Restate each line word for word. Leave out every picture.

[Dataset records]
-=-=-=-=-
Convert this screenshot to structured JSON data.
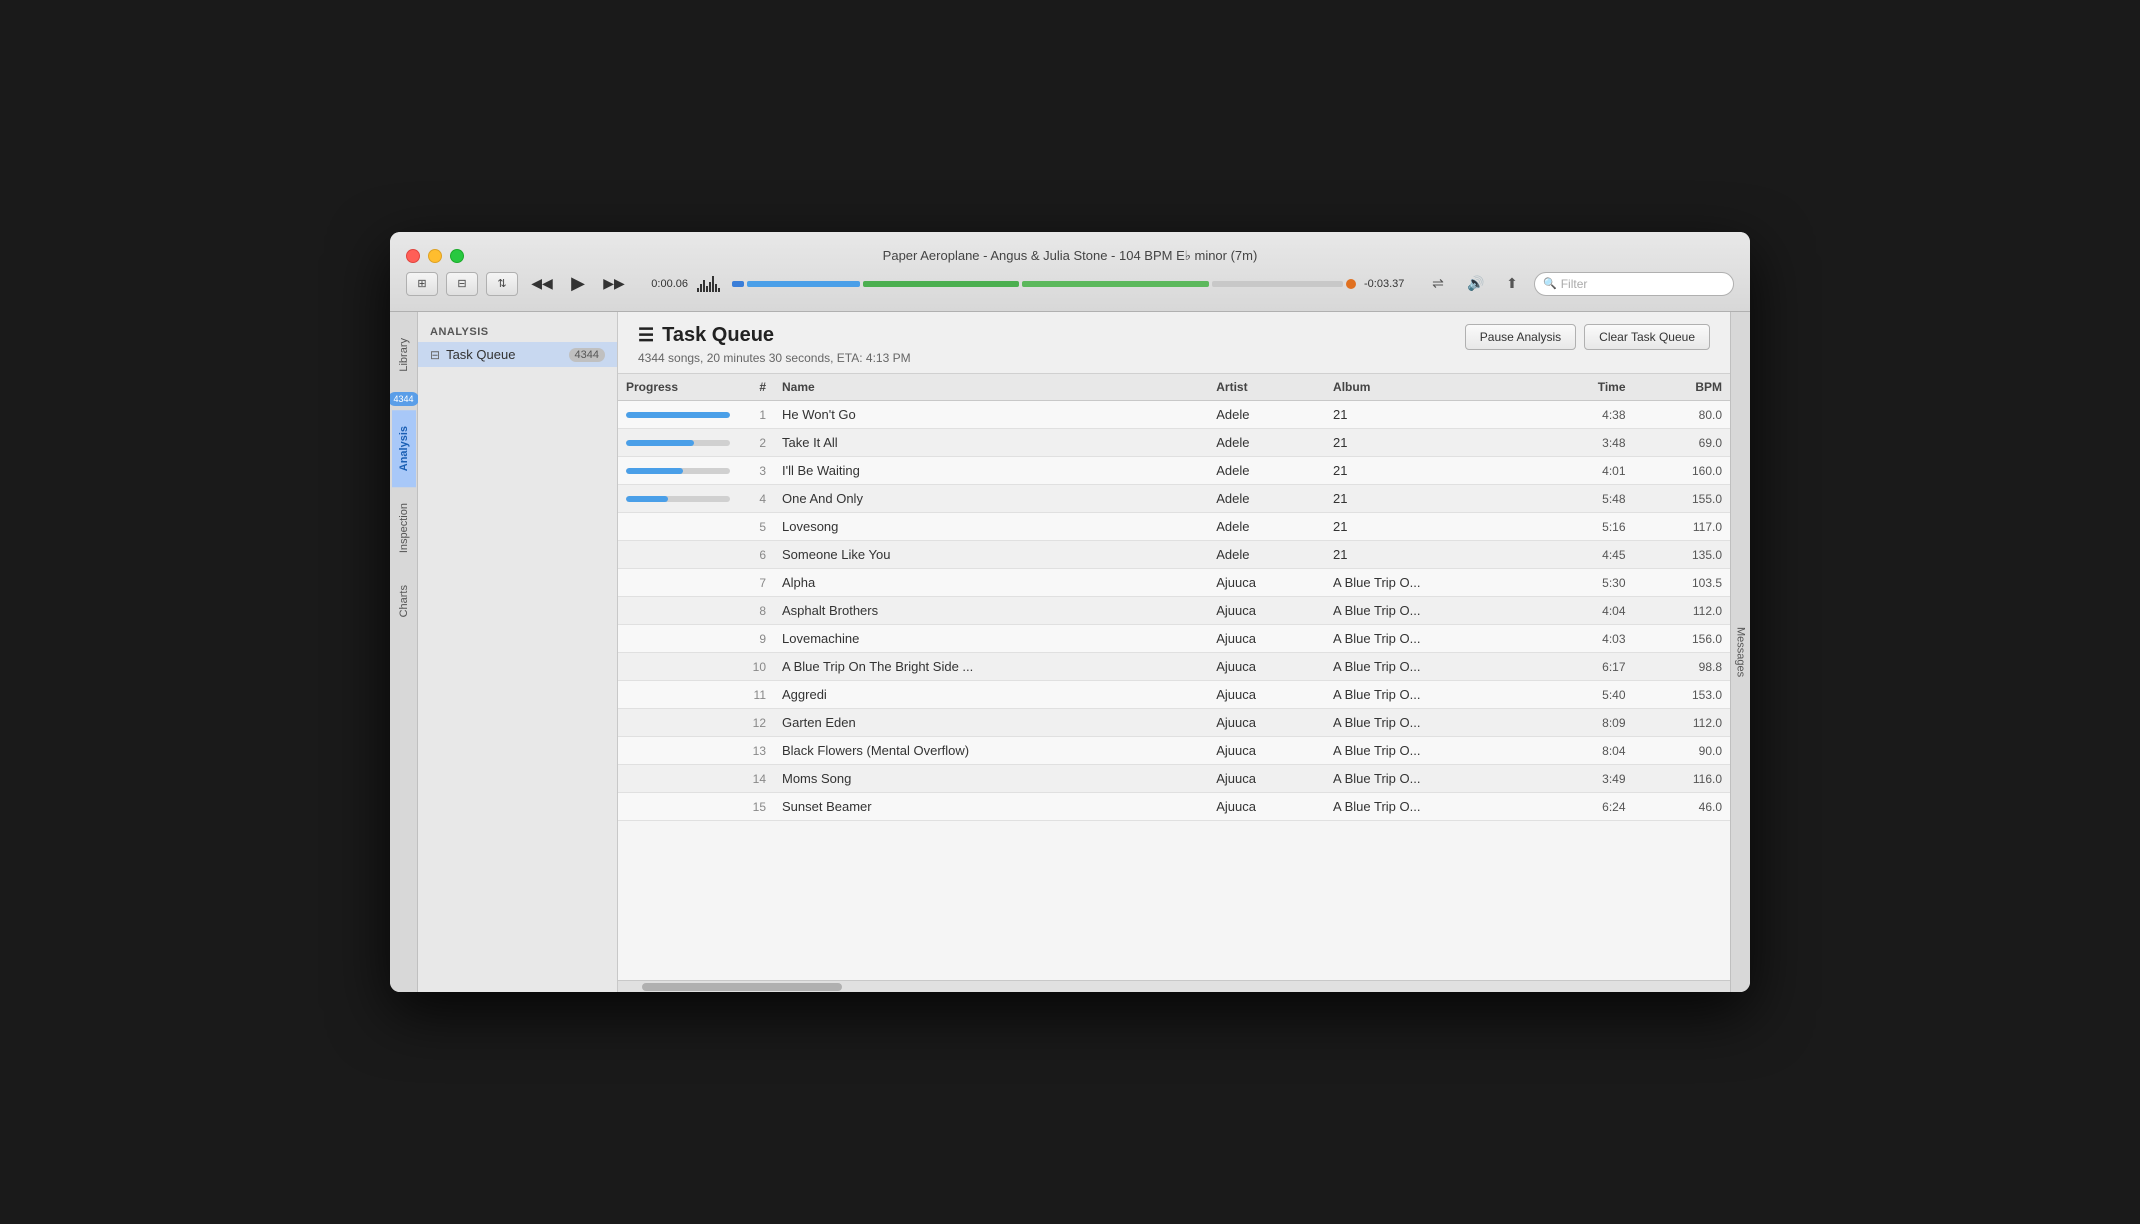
{
  "window": {
    "title": "Paper Aeroplane - Angus & Julia Stone - 104 BPM E♭ minor (7m)"
  },
  "titlebar": {
    "traffic_lights": [
      "red",
      "yellow",
      "green"
    ],
    "time_current": "0:00.06",
    "time_remaining": "-0:03.37",
    "filter_placeholder": "Filter"
  },
  "transport": {
    "rewind_label": "⏮",
    "play_label": "▶",
    "fast_forward_label": "⏭"
  },
  "sidebar": {
    "tabs": [
      {
        "id": "library",
        "label": "Library",
        "active": false
      },
      {
        "id": "analysis",
        "label": "Analysis",
        "active": true,
        "badge": "4344"
      },
      {
        "id": "inspection",
        "label": "Inspection",
        "active": false
      },
      {
        "id": "charts",
        "label": "Charts",
        "active": false
      }
    ],
    "section_title": "ANALYSIS",
    "nav_items": [
      {
        "id": "task-queue",
        "label": "Task Queue",
        "count": "4344",
        "active": true
      }
    ]
  },
  "panel": {
    "title": "Task Queue",
    "subtitle": "4344 songs, 20 minutes 30 seconds, ETA: 4:13 PM",
    "pause_button": "Pause Analysis",
    "clear_button": "Clear Task Queue"
  },
  "table": {
    "columns": [
      {
        "id": "progress",
        "label": "Progress"
      },
      {
        "id": "num",
        "label": "#"
      },
      {
        "id": "name",
        "label": "Name"
      },
      {
        "id": "artist",
        "label": "Artist"
      },
      {
        "id": "album",
        "label": "Album"
      },
      {
        "id": "time",
        "label": "Time"
      },
      {
        "id": "bpm",
        "label": "BPM"
      }
    ],
    "rows": [
      {
        "num": 1,
        "name": "He Won't Go",
        "artist": "Adele",
        "album": "21",
        "time": "4:38",
        "bpm": "80.0",
        "progress": 100,
        "progress_type": "full"
      },
      {
        "num": 2,
        "name": "Take It All",
        "artist": "Adele",
        "album": "21",
        "time": "3:48",
        "bpm": "69.0",
        "progress": 65,
        "progress_type": "partial"
      },
      {
        "num": 3,
        "name": "I'll Be Waiting",
        "artist": "Adele",
        "album": "21",
        "time": "4:01",
        "bpm": "160.0",
        "progress": 55,
        "progress_type": "partial"
      },
      {
        "num": 4,
        "name": "One And Only",
        "artist": "Adele",
        "album": "21",
        "time": "5:48",
        "bpm": "155.0",
        "progress": 40,
        "progress_type": "partial"
      },
      {
        "num": 5,
        "name": "Lovesong",
        "artist": "Adele",
        "album": "21",
        "time": "5:16",
        "bpm": "117.0",
        "progress": 0,
        "progress_type": "none"
      },
      {
        "num": 6,
        "name": "Someone Like You",
        "artist": "Adele",
        "album": "21",
        "time": "4:45",
        "bpm": "135.0",
        "progress": 0,
        "progress_type": "none"
      },
      {
        "num": 7,
        "name": "Alpha",
        "artist": "Ajuuca",
        "album": "A Blue Trip O...",
        "time": "5:30",
        "bpm": "103.5",
        "progress": 0,
        "progress_type": "none"
      },
      {
        "num": 8,
        "name": "Asphalt Brothers",
        "artist": "Ajuuca",
        "album": "A Blue Trip O...",
        "time": "4:04",
        "bpm": "112.0",
        "progress": 0,
        "progress_type": "none"
      },
      {
        "num": 9,
        "name": "Lovemachine",
        "artist": "Ajuuca",
        "album": "A Blue Trip O...",
        "time": "4:03",
        "bpm": "156.0",
        "progress": 0,
        "progress_type": "none"
      },
      {
        "num": 10,
        "name": "A Blue Trip On The Bright Side ...",
        "artist": "Ajuuca",
        "album": "A Blue Trip O...",
        "time": "6:17",
        "bpm": "98.8",
        "progress": 0,
        "progress_type": "none"
      },
      {
        "num": 11,
        "name": "Aggredi",
        "artist": "Ajuuca",
        "album": "A Blue Trip O...",
        "time": "5:40",
        "bpm": "153.0",
        "progress": 0,
        "progress_type": "none"
      },
      {
        "num": 12,
        "name": "Garten Eden",
        "artist": "Ajuuca",
        "album": "A Blue Trip O...",
        "time": "8:09",
        "bpm": "112.0",
        "progress": 0,
        "progress_type": "none"
      },
      {
        "num": 13,
        "name": "Black Flowers (Mental Overflow)",
        "artist": "Ajuuca",
        "album": "A Blue Trip O...",
        "time": "8:04",
        "bpm": "90.0",
        "progress": 0,
        "progress_type": "none"
      },
      {
        "num": 14,
        "name": "Moms Song",
        "artist": "Ajuuca",
        "album": "A Blue Trip O...",
        "time": "3:49",
        "bpm": "116.0",
        "progress": 0,
        "progress_type": "none"
      },
      {
        "num": 15,
        "name": "Sunset Beamer",
        "artist": "Ajuuca",
        "album": "A Blue Trip O...",
        "time": "6:24",
        "bpm": "46.0",
        "progress": 0,
        "progress_type": "none"
      }
    ]
  },
  "messages_tab": {
    "label": "Messages"
  }
}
-=-=-=-=-
* _SOLUTION BELOW_
Convert this screenshot to structured JSON data.
{
  "window": {
    "title": "Paper Aeroplane - Angus & Julia Stone - 104 BPM E♭ minor (7m)"
  },
  "titlebar": {
    "traffic_lights": [
      "red",
      "yellow",
      "green"
    ],
    "time_current": "0:00.06",
    "time_remaining": "-0:03.37",
    "filter_placeholder": "Filter"
  },
  "transport": {
    "rewind_label": "⏮",
    "play_label": "▶",
    "fast_forward_label": "⏭"
  },
  "sidebar": {
    "tabs": [
      {
        "id": "library",
        "label": "Library",
        "active": false
      },
      {
        "id": "analysis",
        "label": "Analysis",
        "active": true,
        "badge": "4344"
      },
      {
        "id": "inspection",
        "label": "Inspection",
        "active": false
      },
      {
        "id": "charts",
        "label": "Charts",
        "active": false
      }
    ],
    "section_title": "ANALYSIS",
    "nav_items": [
      {
        "id": "task-queue",
        "label": "Task Queue",
        "count": "4344",
        "active": true
      }
    ]
  },
  "panel": {
    "title": "Task Queue",
    "subtitle": "4344 songs, 20 minutes 30 seconds, ETA: 4:13 PM",
    "pause_button": "Pause Analysis",
    "clear_button": "Clear Task Queue"
  },
  "table": {
    "columns": [
      {
        "id": "progress",
        "label": "Progress"
      },
      {
        "id": "num",
        "label": "#"
      },
      {
        "id": "name",
        "label": "Name"
      },
      {
        "id": "artist",
        "label": "Artist"
      },
      {
        "id": "album",
        "label": "Album"
      },
      {
        "id": "time",
        "label": "Time"
      },
      {
        "id": "bpm",
        "label": "BPM"
      }
    ],
    "rows": [
      {
        "num": 1,
        "name": "He Won't Go",
        "artist": "Adele",
        "album": "21",
        "time": "4:38",
        "bpm": "80.0",
        "progress": 100,
        "progress_type": "full"
      },
      {
        "num": 2,
        "name": "Take It All",
        "artist": "Adele",
        "album": "21",
        "time": "3:48",
        "bpm": "69.0",
        "progress": 65,
        "progress_type": "partial"
      },
      {
        "num": 3,
        "name": "I'll Be Waiting",
        "artist": "Adele",
        "album": "21",
        "time": "4:01",
        "bpm": "160.0",
        "progress": 55,
        "progress_type": "partial"
      },
      {
        "num": 4,
        "name": "One And Only",
        "artist": "Adele",
        "album": "21",
        "time": "5:48",
        "bpm": "155.0",
        "progress": 40,
        "progress_type": "partial"
      },
      {
        "num": 5,
        "name": "Lovesong",
        "artist": "Adele",
        "album": "21",
        "time": "5:16",
        "bpm": "117.0",
        "progress": 0,
        "progress_type": "none"
      },
      {
        "num": 6,
        "name": "Someone Like You",
        "artist": "Adele",
        "album": "21",
        "time": "4:45",
        "bpm": "135.0",
        "progress": 0,
        "progress_type": "none"
      },
      {
        "num": 7,
        "name": "Alpha",
        "artist": "Ajuuca",
        "album": "A Blue Trip O...",
        "time": "5:30",
        "bpm": "103.5",
        "progress": 0,
        "progress_type": "none"
      },
      {
        "num": 8,
        "name": "Asphalt Brothers",
        "artist": "Ajuuca",
        "album": "A Blue Trip O...",
        "time": "4:04",
        "bpm": "112.0",
        "progress": 0,
        "progress_type": "none"
      },
      {
        "num": 9,
        "name": "Lovemachine",
        "artist": "Ajuuca",
        "album": "A Blue Trip O...",
        "time": "4:03",
        "bpm": "156.0",
        "progress": 0,
        "progress_type": "none"
      },
      {
        "num": 10,
        "name": "A Blue Trip On The Bright Side ...",
        "artist": "Ajuuca",
        "album": "A Blue Trip O...",
        "time": "6:17",
        "bpm": "98.8",
        "progress": 0,
        "progress_type": "none"
      },
      {
        "num": 11,
        "name": "Aggredi",
        "artist": "Ajuuca",
        "album": "A Blue Trip O...",
        "time": "5:40",
        "bpm": "153.0",
        "progress": 0,
        "progress_type": "none"
      },
      {
        "num": 12,
        "name": "Garten Eden",
        "artist": "Ajuuca",
        "album": "A Blue Trip O...",
        "time": "8:09",
        "bpm": "112.0",
        "progress": 0,
        "progress_type": "none"
      },
      {
        "num": 13,
        "name": "Black Flowers (Mental Overflow)",
        "artist": "Ajuuca",
        "album": "A Blue Trip O...",
        "time": "8:04",
        "bpm": "90.0",
        "progress": 0,
        "progress_type": "none"
      },
      {
        "num": 14,
        "name": "Moms Song",
        "artist": "Ajuuca",
        "album": "A Blue Trip O...",
        "time": "3:49",
        "bpm": "116.0",
        "progress": 0,
        "progress_type": "none"
      },
      {
        "num": 15,
        "name": "Sunset Beamer",
        "artist": "Ajuuca",
        "album": "A Blue Trip O...",
        "time": "6:24",
        "bpm": "46.0",
        "progress": 0,
        "progress_type": "none"
      }
    ]
  },
  "messages_tab": {
    "label": "Messages"
  }
}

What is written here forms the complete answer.